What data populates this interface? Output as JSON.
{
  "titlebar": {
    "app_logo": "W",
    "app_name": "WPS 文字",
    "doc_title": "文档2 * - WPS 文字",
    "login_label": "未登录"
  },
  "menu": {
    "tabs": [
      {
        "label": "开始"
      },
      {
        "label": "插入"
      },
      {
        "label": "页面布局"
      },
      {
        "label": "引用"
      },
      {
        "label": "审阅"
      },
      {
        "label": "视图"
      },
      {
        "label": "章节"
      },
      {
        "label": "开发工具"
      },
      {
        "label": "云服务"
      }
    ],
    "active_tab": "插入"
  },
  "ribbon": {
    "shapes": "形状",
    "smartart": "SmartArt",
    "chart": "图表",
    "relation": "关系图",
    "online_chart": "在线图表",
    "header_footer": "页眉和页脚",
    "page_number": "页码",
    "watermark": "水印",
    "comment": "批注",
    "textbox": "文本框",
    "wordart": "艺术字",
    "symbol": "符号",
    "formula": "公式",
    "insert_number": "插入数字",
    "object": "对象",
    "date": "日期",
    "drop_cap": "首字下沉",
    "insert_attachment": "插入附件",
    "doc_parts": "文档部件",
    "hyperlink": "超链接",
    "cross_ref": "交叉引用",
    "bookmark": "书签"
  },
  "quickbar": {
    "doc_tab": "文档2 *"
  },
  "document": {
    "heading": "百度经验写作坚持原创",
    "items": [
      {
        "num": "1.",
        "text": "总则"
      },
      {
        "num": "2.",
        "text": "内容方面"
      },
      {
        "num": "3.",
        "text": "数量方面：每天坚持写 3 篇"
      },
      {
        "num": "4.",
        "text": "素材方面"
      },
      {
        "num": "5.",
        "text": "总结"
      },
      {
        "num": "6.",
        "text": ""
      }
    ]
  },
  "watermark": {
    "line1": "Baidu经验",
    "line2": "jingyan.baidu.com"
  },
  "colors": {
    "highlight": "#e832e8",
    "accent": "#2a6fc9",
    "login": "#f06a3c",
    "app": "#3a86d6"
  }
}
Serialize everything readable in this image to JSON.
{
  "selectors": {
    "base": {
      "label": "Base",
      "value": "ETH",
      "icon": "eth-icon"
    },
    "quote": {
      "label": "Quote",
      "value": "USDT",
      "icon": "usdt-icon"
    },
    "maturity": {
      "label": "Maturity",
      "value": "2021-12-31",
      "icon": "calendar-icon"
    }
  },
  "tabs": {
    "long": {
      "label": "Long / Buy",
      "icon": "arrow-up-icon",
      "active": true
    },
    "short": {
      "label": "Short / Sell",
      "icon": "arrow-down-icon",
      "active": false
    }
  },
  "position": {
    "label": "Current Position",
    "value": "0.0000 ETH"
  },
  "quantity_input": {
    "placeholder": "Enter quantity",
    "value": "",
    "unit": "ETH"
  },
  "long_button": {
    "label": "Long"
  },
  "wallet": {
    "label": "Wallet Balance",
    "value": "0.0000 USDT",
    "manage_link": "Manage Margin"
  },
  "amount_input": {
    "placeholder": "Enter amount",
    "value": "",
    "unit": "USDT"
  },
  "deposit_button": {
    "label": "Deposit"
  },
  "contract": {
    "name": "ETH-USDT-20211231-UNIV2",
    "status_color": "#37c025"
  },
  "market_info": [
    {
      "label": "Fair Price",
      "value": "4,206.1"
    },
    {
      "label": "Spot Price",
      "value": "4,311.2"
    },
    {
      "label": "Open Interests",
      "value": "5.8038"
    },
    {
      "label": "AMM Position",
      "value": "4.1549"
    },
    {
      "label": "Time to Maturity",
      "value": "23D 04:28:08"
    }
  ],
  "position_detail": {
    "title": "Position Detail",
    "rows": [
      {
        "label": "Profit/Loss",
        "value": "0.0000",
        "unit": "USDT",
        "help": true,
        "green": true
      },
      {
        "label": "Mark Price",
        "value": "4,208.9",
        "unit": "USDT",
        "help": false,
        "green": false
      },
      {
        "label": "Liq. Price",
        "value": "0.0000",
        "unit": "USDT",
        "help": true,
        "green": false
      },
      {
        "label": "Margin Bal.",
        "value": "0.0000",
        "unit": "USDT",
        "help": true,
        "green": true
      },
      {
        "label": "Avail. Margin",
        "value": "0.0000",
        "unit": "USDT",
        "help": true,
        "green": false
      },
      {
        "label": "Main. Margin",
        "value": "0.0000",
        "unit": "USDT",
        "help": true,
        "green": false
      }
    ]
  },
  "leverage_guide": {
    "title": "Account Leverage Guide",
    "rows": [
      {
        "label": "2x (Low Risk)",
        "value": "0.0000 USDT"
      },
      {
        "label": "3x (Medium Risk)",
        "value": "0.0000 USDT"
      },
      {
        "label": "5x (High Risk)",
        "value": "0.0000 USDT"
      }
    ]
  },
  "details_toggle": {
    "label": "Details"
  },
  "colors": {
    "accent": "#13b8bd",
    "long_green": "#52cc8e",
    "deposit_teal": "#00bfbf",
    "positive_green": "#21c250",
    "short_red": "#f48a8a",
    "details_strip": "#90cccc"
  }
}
★ ★ ★ ★ ★
WHAT YOU NEED TO DO — Write down all the entries again without a single difference.

EXERCISE RESPONSE —
What data populates this interface? Output as JSON.
{
  "titlebar": {
    "app_logo": "W",
    "app_name": "WPS 文字",
    "doc_title": "文档2 * - WPS 文字",
    "login_label": "未登录"
  },
  "menu": {
    "tabs": [
      {
        "label": "开始"
      },
      {
        "label": "插入"
      },
      {
        "label": "页面布局"
      },
      {
        "label": "引用"
      },
      {
        "label": "审阅"
      },
      {
        "label": "视图"
      },
      {
        "label": "章节"
      },
      {
        "label": "开发工具"
      },
      {
        "label": "云服务"
      }
    ],
    "active_tab": "插入"
  },
  "ribbon": {
    "shapes": "形状",
    "smartart": "SmartArt",
    "chart": "图表",
    "relation": "关系图",
    "online_chart": "在线图表",
    "header_footer": "页眉和页脚",
    "page_number": "页码",
    "watermark": "水印",
    "comment": "批注",
    "textbox": "文本框",
    "wordart": "艺术字",
    "symbol": "符号",
    "formula": "公式",
    "insert_number": "插入数字",
    "object": "对象",
    "date": "日期",
    "drop_cap": "首字下沉",
    "insert_attachment": "插入附件",
    "doc_parts": "文档部件",
    "hyperlink": "超链接",
    "cross_ref": "交叉引用",
    "bookmark": "书签"
  },
  "quickbar": {
    "doc_tab": "文档2 *"
  },
  "document": {
    "heading": "百度经验写作坚持原创",
    "items": [
      {
        "num": "1.",
        "text": "总则"
      },
      {
        "num": "2.",
        "text": "内容方面"
      },
      {
        "num": "3.",
        "text": "数量方面：每天坚持写 3 篇"
      },
      {
        "num": "4.",
        "text": "素材方面"
      },
      {
        "num": "5.",
        "text": "总结"
      },
      {
        "num": "6.",
        "text": ""
      }
    ]
  },
  "watermark": {
    "line1": "Baidu经验",
    "line2": "jingyan.baidu.com"
  },
  "colors": {
    "highlight": "#e832e8",
    "accent": "#2a6fc9",
    "login": "#f06a3c",
    "app": "#3a86d6"
  }
}
Serialize everything readable in this image to JSON.
{
  "selectors": {
    "base": {
      "label": "Base",
      "value": "ETH",
      "icon": "eth-icon"
    },
    "quote": {
      "label": "Quote",
      "value": "USDT",
      "icon": "usdt-icon"
    },
    "maturity": {
      "label": "Maturity",
      "value": "2021-12-31",
      "icon": "calendar-icon"
    }
  },
  "tabs": {
    "long": {
      "label": "Long / Buy",
      "icon": "arrow-up-icon",
      "active": true
    },
    "short": {
      "label": "Short / Sell",
      "icon": "arrow-down-icon",
      "active": false
    }
  },
  "position": {
    "label": "Current Position",
    "value": "0.0000 ETH"
  },
  "quantity_input": {
    "placeholder": "Enter quantity",
    "value": "",
    "unit": "ETH"
  },
  "long_button": {
    "label": "Long"
  },
  "wallet": {
    "label": "Wallet Balance",
    "value": "0.0000 USDT",
    "manage_link": "Manage Margin"
  },
  "amount_input": {
    "placeholder": "Enter amount",
    "value": "",
    "unit": "USDT"
  },
  "deposit_button": {
    "label": "Deposit"
  },
  "contract": {
    "name": "ETH-USDT-20211231-UNIV2",
    "status_color": "#37c025"
  },
  "market_info": [
    {
      "label": "Fair Price",
      "value": "4,206.1"
    },
    {
      "label": "Spot Price",
      "value": "4,311.2"
    },
    {
      "label": "Open Interests",
      "value": "5.8038"
    },
    {
      "label": "AMM Position",
      "value": "4.1549"
    },
    {
      "label": "Time to Maturity",
      "value": "23D 04:28:08"
    }
  ],
  "position_detail": {
    "title": "Position Detail",
    "rows": [
      {
        "label": "Profit/Loss",
        "value": "0.0000",
        "unit": "USDT",
        "help": true,
        "green": true
      },
      {
        "label": "Mark Price",
        "value": "4,208.9",
        "unit": "USDT",
        "help": false,
        "green": false
      },
      {
        "label": "Liq. Price",
        "value": "0.0000",
        "unit": "USDT",
        "help": true,
        "green": false
      },
      {
        "label": "Margin Bal.",
        "value": "0.0000",
        "unit": "USDT",
        "help": true,
        "green": true
      },
      {
        "label": "Avail. Margin",
        "value": "0.0000",
        "unit": "USDT",
        "help": true,
        "green": false
      },
      {
        "label": "Main. Margin",
        "value": "0.0000",
        "unit": "USDT",
        "help": true,
        "green": false
      }
    ]
  },
  "leverage_guide": {
    "title": "Account Leverage Guide",
    "rows": [
      {
        "label": "2x (Low Risk)",
        "value": "0.0000 USDT"
      },
      {
        "label": "3x (Medium Risk)",
        "value": "0.0000 USDT"
      },
      {
        "label": "5x (High Risk)",
        "value": "0.0000 USDT"
      }
    ]
  },
  "details_toggle": {
    "label": "Details"
  },
  "colors": {
    "accent": "#13b8bd",
    "long_green": "#52cc8e",
    "deposit_teal": "#00bfbf",
    "positive_green": "#21c250",
    "short_red": "#f48a8a",
    "details_strip": "#90cccc"
  }
}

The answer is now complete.